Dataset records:

========================================

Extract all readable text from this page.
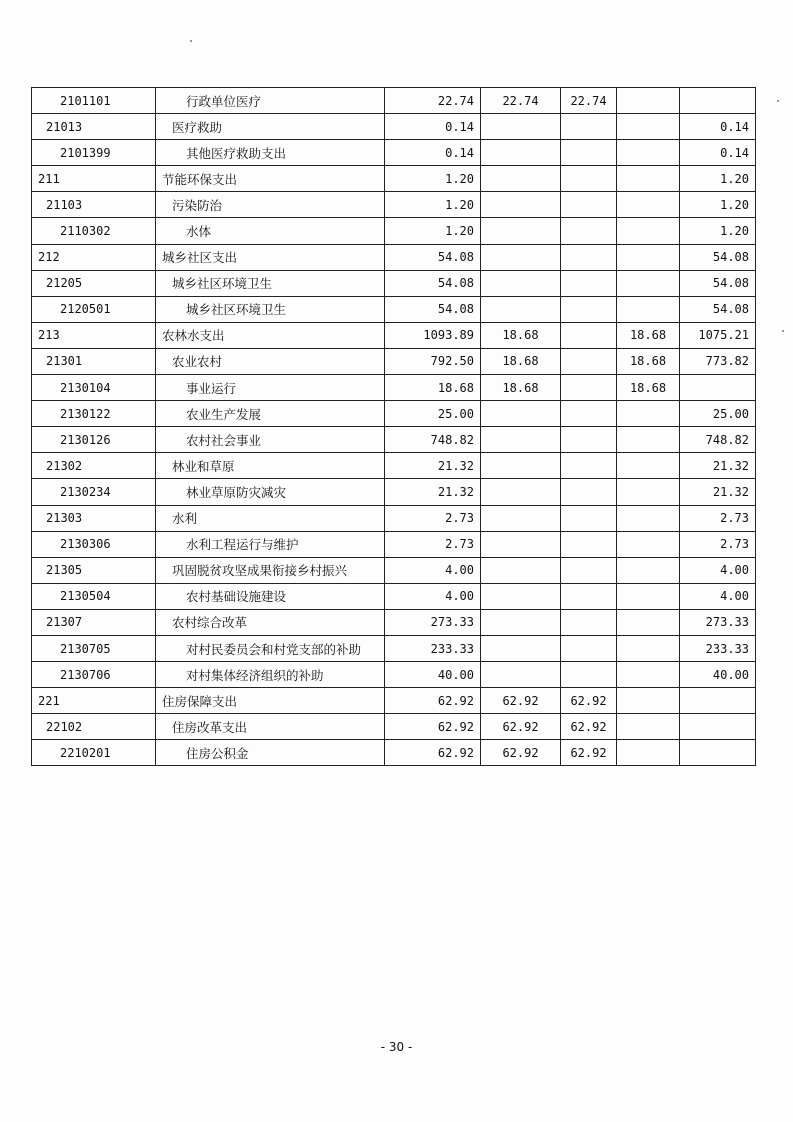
2101101	行政单位医疗	22.74	22.74	22.74		
21013	医疗救助	0.14				0.14
2101399	其他医疗救助支出	0.14				0.14
211	节能环保支出	1.20				1.20
21103	污染防治	1.20				1.20
2110302	水体	1.20				1.20
212	城乡社区支出	54.08				54.08
21205	城乡社区环境卫生	54.08				54.08
2120501	城乡社区环境卫生	54.08				54.08
213	农林水支出	1093.89	18.68		18.68	1075.21
21301	农业农村	792.50	18.68		18.68	773.82
2130104	事业运行	18.68	18.68		18.68	
2130122	农业生产发展	25.00				25.00
2130126	农村社会事业	748.82				748.82
21302	林业和草原	21.32				21.32
2130234	林业草原防灾减灾	21.32				21.32
21303	水利	2.73				2.73
2130306	水利工程运行与维护	2.73				2.73
21305	巩固脱贫攻坚成果衔接乡村振兴	4.00				4.00
2130504	农村基础设施建设	4.00				4.00
21307	农村综合改革	273.33				273.33
2130705	对村民委员会和村党支部的补助	233.33				233.33
2130706	对村集体经济组织的补助	40.00				40.00
221	住房保障支出	62.92	62.92	62.92		
22102	住房改革支出	62.92	62.92	62.92		
2210201	住房公积金	62.92	62.92	62.92		
- 30 -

========================================

» What to do
Copy out every line from the data above that has "城乡社区环境卫生" in it.

» Exercise solution
21205	城乡社区环境卫生	54.08				54.08
2120501	城乡社区环境卫生	54.08				54.08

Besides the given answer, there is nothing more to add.